**What to do:**
Identify each line holding the string "JSON" and copy it.

**Stored data entries:**
:::::

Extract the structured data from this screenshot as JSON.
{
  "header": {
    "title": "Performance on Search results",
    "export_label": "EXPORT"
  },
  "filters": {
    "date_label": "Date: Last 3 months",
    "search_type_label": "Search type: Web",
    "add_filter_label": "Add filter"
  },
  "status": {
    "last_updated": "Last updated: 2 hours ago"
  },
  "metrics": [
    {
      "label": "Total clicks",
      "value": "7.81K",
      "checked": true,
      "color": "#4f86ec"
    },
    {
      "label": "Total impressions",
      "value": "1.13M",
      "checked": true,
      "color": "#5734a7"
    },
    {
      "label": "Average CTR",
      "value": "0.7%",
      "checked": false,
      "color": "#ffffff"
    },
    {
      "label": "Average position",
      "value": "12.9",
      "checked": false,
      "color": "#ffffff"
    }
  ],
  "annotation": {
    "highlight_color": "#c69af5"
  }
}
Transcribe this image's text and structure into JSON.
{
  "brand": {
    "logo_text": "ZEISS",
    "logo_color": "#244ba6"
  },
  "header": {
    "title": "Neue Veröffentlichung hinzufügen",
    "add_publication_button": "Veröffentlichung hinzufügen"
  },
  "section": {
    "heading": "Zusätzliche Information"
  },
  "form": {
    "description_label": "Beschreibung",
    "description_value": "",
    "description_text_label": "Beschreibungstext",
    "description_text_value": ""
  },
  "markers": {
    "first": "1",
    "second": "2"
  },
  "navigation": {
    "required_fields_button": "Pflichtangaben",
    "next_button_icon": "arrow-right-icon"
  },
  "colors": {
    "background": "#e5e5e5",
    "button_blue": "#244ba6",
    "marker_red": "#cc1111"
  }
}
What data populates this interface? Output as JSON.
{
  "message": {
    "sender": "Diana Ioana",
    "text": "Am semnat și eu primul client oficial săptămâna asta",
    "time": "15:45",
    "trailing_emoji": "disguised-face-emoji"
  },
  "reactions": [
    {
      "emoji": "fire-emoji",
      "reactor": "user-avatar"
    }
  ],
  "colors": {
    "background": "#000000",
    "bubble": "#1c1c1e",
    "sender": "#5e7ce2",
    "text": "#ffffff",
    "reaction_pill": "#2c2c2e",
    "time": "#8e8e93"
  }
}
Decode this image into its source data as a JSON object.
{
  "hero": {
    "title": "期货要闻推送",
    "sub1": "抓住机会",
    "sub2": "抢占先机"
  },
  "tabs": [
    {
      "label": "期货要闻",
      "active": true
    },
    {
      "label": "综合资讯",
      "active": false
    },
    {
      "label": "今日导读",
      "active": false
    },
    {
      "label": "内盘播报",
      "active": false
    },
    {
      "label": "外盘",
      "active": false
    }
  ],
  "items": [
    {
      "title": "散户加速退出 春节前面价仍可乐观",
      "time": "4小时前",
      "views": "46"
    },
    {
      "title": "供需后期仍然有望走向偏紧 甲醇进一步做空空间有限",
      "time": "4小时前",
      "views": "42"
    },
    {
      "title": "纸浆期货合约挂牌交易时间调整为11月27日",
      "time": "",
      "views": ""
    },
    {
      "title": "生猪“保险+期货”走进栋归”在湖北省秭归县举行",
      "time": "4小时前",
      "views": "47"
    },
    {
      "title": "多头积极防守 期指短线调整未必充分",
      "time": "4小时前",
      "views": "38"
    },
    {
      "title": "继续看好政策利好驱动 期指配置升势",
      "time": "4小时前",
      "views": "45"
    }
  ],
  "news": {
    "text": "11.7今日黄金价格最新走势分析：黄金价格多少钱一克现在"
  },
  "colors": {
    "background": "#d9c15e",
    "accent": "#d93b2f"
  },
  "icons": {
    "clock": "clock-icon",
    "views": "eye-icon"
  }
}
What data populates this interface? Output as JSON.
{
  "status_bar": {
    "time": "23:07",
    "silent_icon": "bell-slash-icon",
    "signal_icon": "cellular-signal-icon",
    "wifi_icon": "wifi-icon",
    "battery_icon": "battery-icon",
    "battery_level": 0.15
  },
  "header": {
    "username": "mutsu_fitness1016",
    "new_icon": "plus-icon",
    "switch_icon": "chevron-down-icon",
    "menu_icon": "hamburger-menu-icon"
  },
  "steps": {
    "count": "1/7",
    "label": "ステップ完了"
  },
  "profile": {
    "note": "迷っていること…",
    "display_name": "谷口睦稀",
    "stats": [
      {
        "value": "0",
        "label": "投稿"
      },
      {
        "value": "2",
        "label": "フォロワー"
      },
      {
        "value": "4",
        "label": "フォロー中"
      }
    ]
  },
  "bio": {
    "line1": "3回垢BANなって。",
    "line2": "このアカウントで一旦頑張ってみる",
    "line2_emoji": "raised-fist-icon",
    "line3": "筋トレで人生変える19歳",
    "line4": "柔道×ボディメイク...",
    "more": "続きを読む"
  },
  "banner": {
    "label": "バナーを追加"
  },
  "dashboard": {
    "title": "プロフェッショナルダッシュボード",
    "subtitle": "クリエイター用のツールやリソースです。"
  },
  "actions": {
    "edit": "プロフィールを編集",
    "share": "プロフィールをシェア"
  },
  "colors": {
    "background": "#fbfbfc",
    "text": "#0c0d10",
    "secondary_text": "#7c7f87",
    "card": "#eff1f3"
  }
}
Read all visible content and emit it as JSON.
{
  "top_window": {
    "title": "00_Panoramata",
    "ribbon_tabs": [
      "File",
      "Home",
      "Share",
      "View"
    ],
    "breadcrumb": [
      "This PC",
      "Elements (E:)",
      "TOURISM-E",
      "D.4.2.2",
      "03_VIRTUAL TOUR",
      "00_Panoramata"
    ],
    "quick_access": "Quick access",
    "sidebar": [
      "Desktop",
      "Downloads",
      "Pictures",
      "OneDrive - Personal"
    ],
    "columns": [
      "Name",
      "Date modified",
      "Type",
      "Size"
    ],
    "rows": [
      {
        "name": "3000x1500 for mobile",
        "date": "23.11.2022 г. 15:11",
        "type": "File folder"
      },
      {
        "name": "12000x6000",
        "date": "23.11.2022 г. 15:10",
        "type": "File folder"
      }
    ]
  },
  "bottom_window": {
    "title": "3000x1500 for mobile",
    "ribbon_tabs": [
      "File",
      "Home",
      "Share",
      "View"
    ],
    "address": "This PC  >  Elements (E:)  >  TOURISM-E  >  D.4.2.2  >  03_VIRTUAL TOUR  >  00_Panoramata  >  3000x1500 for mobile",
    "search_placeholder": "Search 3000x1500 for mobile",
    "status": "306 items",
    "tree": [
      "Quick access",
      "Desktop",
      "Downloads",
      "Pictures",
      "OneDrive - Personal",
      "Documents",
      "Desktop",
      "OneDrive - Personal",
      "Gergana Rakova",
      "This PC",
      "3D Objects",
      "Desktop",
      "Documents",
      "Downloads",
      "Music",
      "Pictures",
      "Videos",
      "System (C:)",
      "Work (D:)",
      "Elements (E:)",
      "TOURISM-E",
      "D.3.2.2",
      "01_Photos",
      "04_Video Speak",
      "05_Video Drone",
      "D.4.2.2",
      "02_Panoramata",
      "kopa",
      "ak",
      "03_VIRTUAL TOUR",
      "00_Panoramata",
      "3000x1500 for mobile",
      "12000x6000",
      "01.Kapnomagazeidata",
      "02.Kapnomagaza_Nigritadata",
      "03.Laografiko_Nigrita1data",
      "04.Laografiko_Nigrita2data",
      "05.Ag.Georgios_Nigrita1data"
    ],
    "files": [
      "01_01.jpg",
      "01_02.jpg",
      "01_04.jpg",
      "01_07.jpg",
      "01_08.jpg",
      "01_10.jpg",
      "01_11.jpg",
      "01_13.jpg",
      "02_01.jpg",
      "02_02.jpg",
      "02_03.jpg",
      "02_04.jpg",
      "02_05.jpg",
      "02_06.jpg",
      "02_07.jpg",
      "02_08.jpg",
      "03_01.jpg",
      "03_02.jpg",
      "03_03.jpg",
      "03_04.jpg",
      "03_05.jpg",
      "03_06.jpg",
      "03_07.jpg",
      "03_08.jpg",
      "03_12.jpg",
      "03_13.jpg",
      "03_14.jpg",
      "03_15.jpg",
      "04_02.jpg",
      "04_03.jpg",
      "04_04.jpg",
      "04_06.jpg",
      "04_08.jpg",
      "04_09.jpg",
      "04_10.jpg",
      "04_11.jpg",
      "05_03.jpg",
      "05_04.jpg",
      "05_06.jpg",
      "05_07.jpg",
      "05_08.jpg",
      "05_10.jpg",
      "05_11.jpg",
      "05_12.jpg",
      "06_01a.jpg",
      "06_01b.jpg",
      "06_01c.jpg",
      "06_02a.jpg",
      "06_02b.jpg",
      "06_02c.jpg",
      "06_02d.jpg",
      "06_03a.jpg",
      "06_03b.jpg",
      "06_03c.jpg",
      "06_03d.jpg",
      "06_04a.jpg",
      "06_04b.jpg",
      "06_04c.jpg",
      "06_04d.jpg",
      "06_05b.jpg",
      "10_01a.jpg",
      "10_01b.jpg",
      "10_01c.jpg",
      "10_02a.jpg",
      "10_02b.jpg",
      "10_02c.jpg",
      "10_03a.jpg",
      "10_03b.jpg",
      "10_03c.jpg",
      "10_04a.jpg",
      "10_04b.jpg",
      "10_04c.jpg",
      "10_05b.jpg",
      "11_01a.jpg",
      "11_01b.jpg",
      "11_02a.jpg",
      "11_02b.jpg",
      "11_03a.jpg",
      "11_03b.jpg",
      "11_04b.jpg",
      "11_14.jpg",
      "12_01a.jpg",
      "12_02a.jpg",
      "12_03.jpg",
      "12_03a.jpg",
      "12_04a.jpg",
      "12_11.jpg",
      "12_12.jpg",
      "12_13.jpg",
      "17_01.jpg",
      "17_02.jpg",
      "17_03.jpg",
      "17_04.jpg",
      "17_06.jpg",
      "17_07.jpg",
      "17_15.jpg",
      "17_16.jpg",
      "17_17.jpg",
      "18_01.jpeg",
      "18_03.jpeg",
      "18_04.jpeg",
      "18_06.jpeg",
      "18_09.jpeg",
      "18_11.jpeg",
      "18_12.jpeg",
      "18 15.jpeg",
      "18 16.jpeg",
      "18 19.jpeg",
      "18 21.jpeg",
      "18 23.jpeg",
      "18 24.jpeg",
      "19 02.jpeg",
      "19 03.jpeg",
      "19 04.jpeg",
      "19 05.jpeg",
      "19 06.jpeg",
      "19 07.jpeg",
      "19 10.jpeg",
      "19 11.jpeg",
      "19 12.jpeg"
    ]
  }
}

:::::

**Solved exercise:**
Extract the structured data from this screenshot as JSON.
Transcribe this image's text and structure into JSON.
What data populates this interface? Output as JSON.
Decode this image into its source data as a JSON object.
What data populates this interface? Output as JSON.
Read all visible content and emit it as JSON.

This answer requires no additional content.